(DATASET RECORDS)

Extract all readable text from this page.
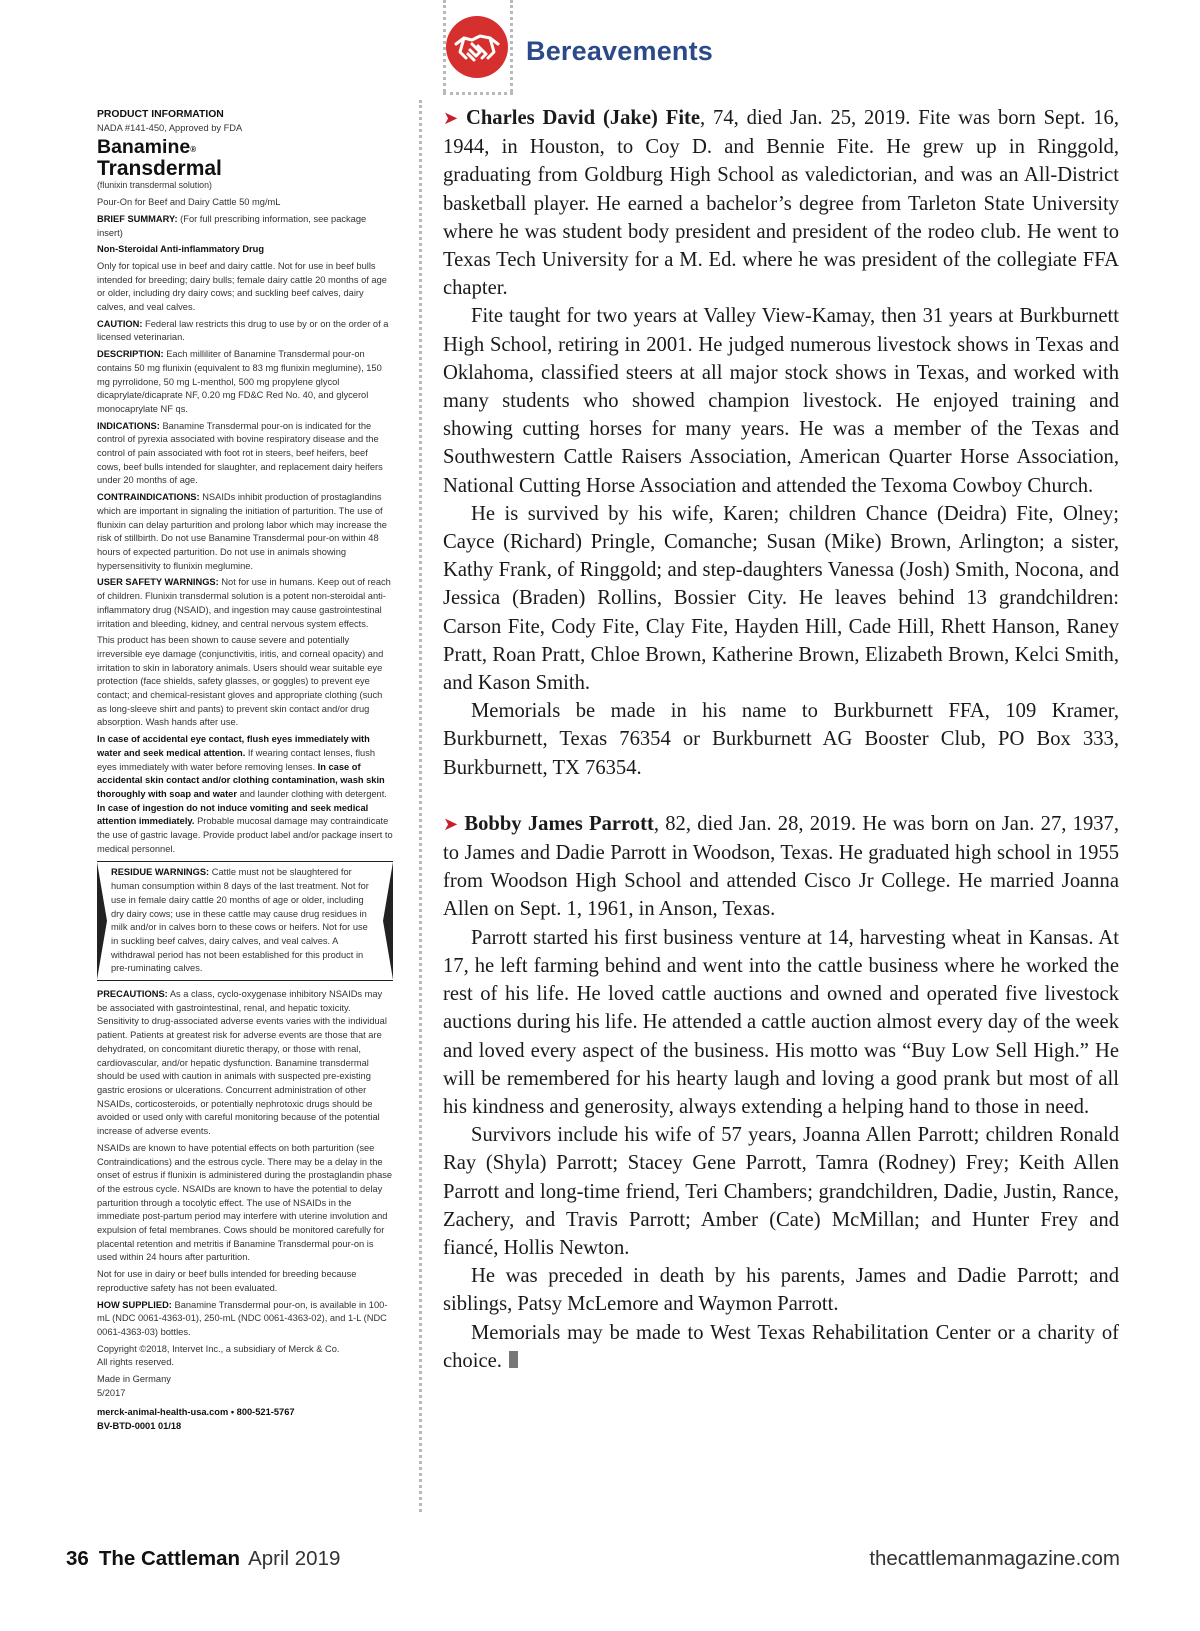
Bereavements
PRODUCT INFORMATION
NADA #141-450, Approved by FDA
Banamine®
Transdermal
(flunixin transdermal solution)

Pour-On for Beef and Dairy Cattle 50 mg/mL

BRIEF SUMMARY: (For full prescribing information, see package insert)

Non-Steroidal Anti-inflammatory Drug

Only for topical use in beef and dairy cattle. Not for use in beef bulls intended for breeding; dairy bulls; female dairy cattle 20 months of age or older, including dry dairy cows; and suckling beef calves, dairy calves, and veal calves.

CAUTION: Federal law restricts this drug to use by or on the order of a licensed veterinarian.

DESCRIPTION: Each milliliter of Banamine Transdermal pour-on contains 50 mg flunixin (equivalent to 83 mg flunixin meglumine), 150 mg pyrrolidone, 50 mg L-menthol, 500 mg propylene glycol dicaprylate/dicaprate NF, 0.20 mg FD&C Red No. 40, and glycerol monocaprylate NF qs.

INDICATIONS: Banamine Transdermal pour-on is indicated for the control of pyrexia associated with bovine respiratory disease and the control of pain associated with foot rot in steers, beef heifers, beef cows, beef bulls intended for slaughter, and replacement dairy heifers under 20 months of age.

CONTRAINDICATIONS: NSAIDs inhibit production of prostaglandins which are important in signaling the initiation of parturition. The use of flunixin can delay parturition and prolong labor which may increase the risk of stillbirth. Do not use Banamine Transdermal pour-on within 48 hours of expected parturition. Do not use in animals showing hypersensitivity to flunixin meglumine.

USER SAFETY WARNINGS: Not for use in humans. Keep out of reach of children. Flunixin transdermal solution is a potent non-steroidal anti-inflammatory drug (NSAID), and ingestion may cause gastrointestinal irritation and bleeding, kidney, and central nervous system effects.

This product has been shown to cause severe and potentially irreversible eye damage (conjunctivitis, iritis, and corneal opacity) and irritation to skin in laboratory animals. Users should wear suitable eye protection (face shields, safety glasses, or goggles) to prevent eye contact; and chemical-resistant gloves and appropriate clothing (such as long-sleeve shirt and pants) to prevent skin contact and/or drug absorption. Wash hands after use.

In case of accidental eye contact, flush eyes immediately with water and seek medical attention. If wearing contact lenses, flush eyes immediately with water before removing lenses. In case of accidental skin contact and/or clothing contamination, wash skin thoroughly with soap and water and launder clothing with detergent. In case of ingestion do not induce vomiting and seek medical attention immediately. Probable mucosal damage may contraindicate the use of gastric lavage. Provide product label and/or package insert to medical personnel.

RESIDUE WARNINGS: Cattle must not be slaughtered for human consumption within 8 days of the last treatment. Not for use in female dairy cattle 20 months of age or older, including dry dairy cows; use in these cattle may cause drug residues in milk and/or in calves born to these cows or heifers. Not for use in suckling beef calves, dairy calves, and veal calves. A withdrawal period has not been established for this product in pre-ruminating calves.

PRECAUTIONS: As a class, cyclo-oxygenase inhibitory NSAIDs may be associated with gastrointestinal, renal, and hepatic toxicity. Sensitivity to drug-associated adverse events varies with the individual patient. Patients at greatest risk for adverse events are those that are dehydrated, on concomitant diuretic therapy, or those with renal, cardiovascular, and/or hepatic dysfunction. Banamine transdermal should be used with caution in animals with suspected pre-existing gastric erosions or ulcerations. Concurrent administration of other NSAIDs, corticosteroids, or potentially nephrotoxic drugs should be avoided or used only with careful monitoring because of the potential increase of adverse events.

NSAIDs are known to have potential effects on both parturition (see Contraindications) and the estrous cycle. There may be a delay in the onset of estrus if flunixin is administered during the prostaglandin phase of the estrous cycle. NSAIDs are known to have the potential to delay parturition through a tocolytic effect. The use of NSAIDs in the immediate post-partum period may interfere with uterine involution and expulsion of fetal membranes. Cows should be monitored carefully for placental retention and metritis if Banamine Transdermal pour-on is used within 24 hours after parturition.

Not for use in dairy or beef bulls intended for breeding because reproductive safety has not been evaluated.

HOW SUPPLIED: Banamine Transdermal pour-on, is available in 100-mL (NDC 0061-4363-01), 250-mL (NDC 0061-4363-02), and 1-L (NDC 0061-4363-03) bottles.

Copyright ©2018, Intervet Inc., a subsidiary of Merck & Co.
All rights reserved.

Made in Germany
5/2017

merck-animal-health-usa.com • 800-521-5767

BV-BTD-0001 01/18

➤ Charles David (Jake) Fite, 74, died Jan. 25, 2019. Fite was born Sept. 16, 1944, in Houston, to Coy D. and Bennie Fite. He grew up in Ringgold, graduating from Goldburg High School as valedictorian, and was an All-District basketball player. He earned a bachelor’s degree from Tarleton State University where he was student body president and president of the rodeo club. He went to Texas Tech University for a M. Ed. where he was president of the collegiate FFA chapter.

Fite taught for two years at Valley View-Kamay, then 31 years at Burkburnett High School, retiring in 2001. He judged numerous livestock shows in Texas and Oklahoma, classified steers at all major stock shows in Texas, and worked with many students who showed champion livestock. He enjoyed training and showing cutting horses for many years. He was a member of the Texas and Southwestern Cattle Raisers Association, American Quarter Horse Association, National Cutting Horse Association and attended the Texoma Cowboy Church.

He is survived by his wife, Karen; children Chance (Deidra) Fite, Olney; Cayce (Richard) Pringle, Comanche; Susan (Mike) Brown, Arlington; a sister, Kathy Frank, of Ringgold; and step-daughters Vanessa (Josh) Smith, Nocona, and Jessica (Braden) Rollins, Bossier City. He leaves behind 13 grandchildren: Carson Fite, Cody Fite, Clay Fite, Hayden Hill, Cade Hill, Rhett Hanson, Raney Pratt, Roan Pratt, Chloe Brown, Katherine Brown, Elizabeth Brown, Kelci Smith, and Kason Smith.

Memorials be made in his name to Burkburnett FFA, 109 Kramer, Burkburnett, Texas 76354 or Burkburnett AG Booster Club, PO Box 333, Burkburnett, TX 76354.

➤ Bobby James Parrott, 82, died Jan. 28, 2019. He was born on Jan. 27, 1937, to James and Dadie Parrott in Woodson, Texas. He graduated high school in 1955 from Woodson High School and attended Cisco Jr College. He married Joanna Allen on Sept. 1, 1961, in Anson, Texas.

Parrott started his first business venture at 14, harvesting wheat in Kansas. At 17, he left farming behind and went into the cattle business where he worked the rest of his life. He loved cattle auctions and owned and operated five livestock auctions during his life. He attended a cattle auction almost every day of the week and loved every aspect of the business. His motto was “Buy Low Sell High.” He will be remembered for his hearty laugh and loving a good prank but most of all his kindness and generosity, always extending a helping hand to those in need.

Survivors include his wife of 57 years, Joanna Allen Parrott; children Ronald Ray (Shyla) Parrott; Stacey Gene Parrott, Tamra (Rodney) Frey; Keith Allen Parrott and long-time friend, Teri Chambers; grandchildren, Dadie, Justin, Rance, Zachery, and Travis Parrott; Amber (Cate) McMillan; and Hunter Frey and fiancé, Hollis Newton.

He was preceded in death by his parents, James and Dadie Parrott; and siblings, Patsy McLemore and Waymon Parrott.

Memorials may be made to West Texas Rehabilitation Center or a charity of choice.

36 The Cattleman April 2019	thecattlemanmagazine.com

(End DATASET RECORDS)

__HOW TO COMPLETE THIS TASK__: Skipping the pictures, output the entries exactly as they appear above.

__ANSWER SPACE__:
Extract all readable text from this page.
Bereavements
PRODUCT INFORMATION
NADA #141-450, Approved by FDA
Banamine®
Transdermal
(flunixin transdermal solution)

Pour-On for Beef and Dairy Cattle 50 mg/mL

BRIEF SUMMARY: (For full prescribing information, see package insert)

Non-Steroidal Anti-inflammatory Drug

Only for topical use in beef and dairy cattle. Not for use in beef bulls intended for breeding; dairy bulls; female dairy cattle 20 months of age or older, including dry dairy cows; and suckling beef calves, dairy calves, and veal calves.

CAUTION: Federal law restricts this drug to use by or on the order of a licensed veterinarian.

DESCRIPTION: Each milliliter of Banamine Transdermal pour-on contains 50 mg flunixin (equivalent to 83 mg flunixin meglumine), 150 mg pyrrolidone, 50 mg L-menthol, 500 mg propylene glycol dicaprylate/dicaprate NF, 0.20 mg FD&C Red No. 40, and glycerol monocaprylate NF qs.

INDICATIONS: Banamine Transdermal pour-on is indicated for the control of pyrexia associated with bovine respiratory disease and the control of pain associated with foot rot in steers, beef heifers, beef cows, beef bulls intended for slaughter, and replacement dairy heifers under 20 months of age.

CONTRAINDICATIONS: NSAIDs inhibit production of prostaglandins which are important in signaling the initiation of parturition. The use of flunixin can delay parturition and prolong labor which may increase the risk of stillbirth. Do not use Banamine Transdermal pour-on within 48 hours of expected parturition. Do not use in animals showing hypersensitivity to flunixin meglumine.

USER SAFETY WARNINGS: Not for use in humans. Keep out of reach of children. Flunixin transdermal solution is a potent non-steroidal anti-inflammatory drug (NSAID), and ingestion may cause gastrointestinal irritation and bleeding, kidney, and central nervous system effects.

This product has been shown to cause severe and potentially irreversible eye damage (conjunctivitis, iritis, and corneal opacity) and irritation to skin in laboratory animals. Users should wear suitable eye protection (face shields, safety glasses, or goggles) to prevent eye contact; and chemical-resistant gloves and appropriate clothing (such as long-sleeve shirt and pants) to prevent skin contact and/or drug absorption. Wash hands after use.

In case of accidental eye contact, flush eyes immediately with water and seek medical attention. If wearing contact lenses, flush eyes immediately with water before removing lenses. In case of accidental skin contact and/or clothing contamination, wash skin thoroughly with soap and water and launder clothing with detergent. In case of ingestion do not induce vomiting and seek medical attention immediately. Probable mucosal damage may contraindicate the use of gastric lavage. Provide product label and/or package insert to medical personnel.

RESIDUE WARNINGS: Cattle must not be slaughtered for human consumption within 8 days of the last treatment. Not for use in female dairy cattle 20 months of age or older, including dry dairy cows; use in these cattle may cause drug residues in milk and/or in calves born to these cows or heifers. Not for use in suckling beef calves, dairy calves, and veal calves. A withdrawal period has not been established for this product in pre-ruminating calves.

PRECAUTIONS: As a class, cyclo-oxygenase inhibitory NSAIDs may be associated with gastrointestinal, renal, and hepatic toxicity. Sensitivity to drug-associated adverse events varies with the individual patient. Patients at greatest risk for adverse events are those that are dehydrated, on concomitant diuretic therapy, or those with renal, cardiovascular, and/or hepatic dysfunction. Banamine transdermal should be used with caution in animals with suspected pre-existing gastric erosions or ulcerations. Concurrent administration of other NSAIDs, corticosteroids, or potentially nephrotoxic drugs should be avoided or used only with careful monitoring because of the potential increase of adverse events.

NSAIDs are known to have potential effects on both parturition (see Contraindications) and the estrous cycle. There may be a delay in the onset of estrus if flunixin is administered during the prostaglandin phase of the estrous cycle. NSAIDs are known to have the potential to delay parturition through a tocolytic effect. The use of NSAIDs in the immediate post-partum period may interfere with uterine involution and expulsion of fetal membranes. Cows should be monitored carefully for placental retention and metritis if Banamine Transdermal pour-on is used within 24 hours after parturition.

Not for use in dairy or beef bulls intended for breeding because reproductive safety has not been evaluated.

HOW SUPPLIED: Banamine Transdermal pour-on, is available in 100-mL (NDC 0061-4363-01), 250-mL (NDC 0061-4363-02), and 1-L (NDC 0061-4363-03) bottles.

Copyright ©2018, Intervet Inc., a subsidiary of Merck & Co.
All rights reserved.

Made in Germany
5/2017

merck-animal-health-usa.com • 800-521-5767

BV-BTD-0001 01/18

➤ Charles David (Jake) Fite, 74, died Jan. 25, 2019. Fite was born Sept. 16, 1944, in Houston, to Coy D. and Bennie Fite. He grew up in Ringgold, graduating from Goldburg High School as valedictorian, and was an All-District basketball player. He earned a bachelor’s degree from Tarleton State University where he was student body president and president of the rodeo club. He went to Texas Tech University for a M. Ed. where he was president of the collegiate FFA chapter.

Fite taught for two years at Valley View-Kamay, then 31 years at Burkburnett High School, retiring in 2001. He judged numerous livestock shows in Texas and Oklahoma, classified steers at all major stock shows in Texas, and worked with many students who showed champion livestock. He enjoyed training and showing cutting horses for many years. He was a member of the Texas and Southwestern Cattle Raisers Association, American Quarter Horse Association, National Cutting Horse Association and attended the Texoma Cowboy Church.

He is survived by his wife, Karen; children Chance (Deidra) Fite, Olney; Cayce (Richard) Pringle, Comanche; Susan (Mike) Brown, Arlington; a sister, Kathy Frank, of Ringgold; and step-daughters Vanessa (Josh) Smith, Nocona, and Jessica (Braden) Rollins, Bossier City. He leaves behind 13 grandchildren: Carson Fite, Cody Fite, Clay Fite, Hayden Hill, Cade Hill, Rhett Hanson, Raney Pratt, Roan Pratt, Chloe Brown, Katherine Brown, Elizabeth Brown, Kelci Smith, and Kason Smith.

Memorials be made in his name to Burkburnett FFA, 109 Kramer, Burkburnett, Texas 76354 or Burkburnett AG Booster Club, PO Box 333, Burkburnett, TX 76354.

➤ Bobby James Parrott, 82, died Jan. 28, 2019. He was born on Jan. 27, 1937, to James and Dadie Parrott in Woodson, Texas. He graduated high school in 1955 from Woodson High School and attended Cisco Jr College. He married Joanna Allen on Sept. 1, 1961, in Anson, Texas.

Parrott started his first business venture at 14, harvesting wheat in Kansas. At 17, he left farming behind and went into the cattle business where he worked the rest of his life. He loved cattle auctions and owned and operated five livestock auctions during his life. He attended a cattle auction almost every day of the week and loved every aspect of the business. His motto was “Buy Low Sell High.” He will be remembered for his hearty laugh and loving a good prank but most of all his kindness and generosity, always extending a helping hand to those in need.

Survivors include his wife of 57 years, Joanna Allen Parrott; children Ronald Ray (Shyla) Parrott; Stacey Gene Parrott, Tamra (Rodney) Frey; Keith Allen Parrott and long-time friend, Teri Chambers; grandchildren, Dadie, Justin, Rance, Zachery, and Travis Parrott; Amber (Cate) McMillan; and Hunter Frey and fiancé, Hollis Newton.

He was preceded in death by his parents, James and Dadie Parrott; and siblings, Patsy McLemore and Waymon Parrott.

Memorials may be made to West Texas Rehabilitation Center or a charity of choice.

36 The Cattleman April 2019	thecattlemanmagazine.com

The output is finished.